> **GIVEN REQUEST**:
Extract each line of the records below that contains the word "being".

+-------+

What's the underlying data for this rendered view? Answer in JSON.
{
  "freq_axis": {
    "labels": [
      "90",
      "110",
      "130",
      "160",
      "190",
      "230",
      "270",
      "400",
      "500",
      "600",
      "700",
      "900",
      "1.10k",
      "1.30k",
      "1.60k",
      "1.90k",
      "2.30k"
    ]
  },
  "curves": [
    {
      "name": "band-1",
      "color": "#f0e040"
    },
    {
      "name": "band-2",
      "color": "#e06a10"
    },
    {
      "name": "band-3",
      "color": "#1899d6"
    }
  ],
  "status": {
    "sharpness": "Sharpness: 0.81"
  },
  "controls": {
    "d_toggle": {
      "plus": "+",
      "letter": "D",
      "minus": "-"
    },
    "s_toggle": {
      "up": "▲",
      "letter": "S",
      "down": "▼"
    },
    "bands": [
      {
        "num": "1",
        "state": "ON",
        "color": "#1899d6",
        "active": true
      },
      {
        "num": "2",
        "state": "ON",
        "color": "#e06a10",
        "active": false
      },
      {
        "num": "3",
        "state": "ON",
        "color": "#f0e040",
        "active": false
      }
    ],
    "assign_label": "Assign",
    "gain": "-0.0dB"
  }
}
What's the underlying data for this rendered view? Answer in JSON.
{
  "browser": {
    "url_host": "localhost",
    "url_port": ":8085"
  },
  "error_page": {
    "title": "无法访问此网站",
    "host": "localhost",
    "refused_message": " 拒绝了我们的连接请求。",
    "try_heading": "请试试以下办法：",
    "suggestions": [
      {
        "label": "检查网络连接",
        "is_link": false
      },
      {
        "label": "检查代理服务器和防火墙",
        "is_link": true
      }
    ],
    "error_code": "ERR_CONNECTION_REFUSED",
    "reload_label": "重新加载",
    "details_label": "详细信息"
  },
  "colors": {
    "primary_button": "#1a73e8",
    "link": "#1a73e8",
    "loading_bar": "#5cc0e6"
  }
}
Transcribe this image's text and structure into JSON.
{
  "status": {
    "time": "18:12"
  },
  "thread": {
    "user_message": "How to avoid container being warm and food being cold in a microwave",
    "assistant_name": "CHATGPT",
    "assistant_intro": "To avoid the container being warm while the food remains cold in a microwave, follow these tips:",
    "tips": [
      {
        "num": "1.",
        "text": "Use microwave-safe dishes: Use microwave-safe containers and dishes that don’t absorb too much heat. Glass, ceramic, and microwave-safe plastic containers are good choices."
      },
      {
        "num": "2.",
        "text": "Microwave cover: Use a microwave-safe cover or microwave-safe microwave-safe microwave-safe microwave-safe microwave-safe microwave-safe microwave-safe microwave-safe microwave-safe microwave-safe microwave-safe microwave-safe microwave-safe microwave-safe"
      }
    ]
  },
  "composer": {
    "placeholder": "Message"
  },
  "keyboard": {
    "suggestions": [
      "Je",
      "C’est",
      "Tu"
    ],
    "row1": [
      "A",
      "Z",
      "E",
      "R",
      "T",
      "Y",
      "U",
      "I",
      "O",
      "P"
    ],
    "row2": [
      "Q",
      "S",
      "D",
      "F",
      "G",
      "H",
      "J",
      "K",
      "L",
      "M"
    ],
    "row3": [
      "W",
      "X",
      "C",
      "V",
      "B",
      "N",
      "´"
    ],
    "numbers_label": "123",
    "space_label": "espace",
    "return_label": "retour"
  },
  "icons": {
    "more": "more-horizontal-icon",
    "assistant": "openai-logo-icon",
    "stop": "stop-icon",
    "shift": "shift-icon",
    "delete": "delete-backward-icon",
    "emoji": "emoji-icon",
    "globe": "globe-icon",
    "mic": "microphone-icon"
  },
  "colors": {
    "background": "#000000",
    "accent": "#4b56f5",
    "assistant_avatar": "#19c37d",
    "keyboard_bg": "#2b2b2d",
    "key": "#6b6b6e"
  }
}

+-------+

> **FULL SOLUTION**:
    "user_message": "How to avoid container being warm and food being cold in a microwave",
    "assistant_intro": "To avoid the container being warm while the food remains cold in a microwave, follow these tips:",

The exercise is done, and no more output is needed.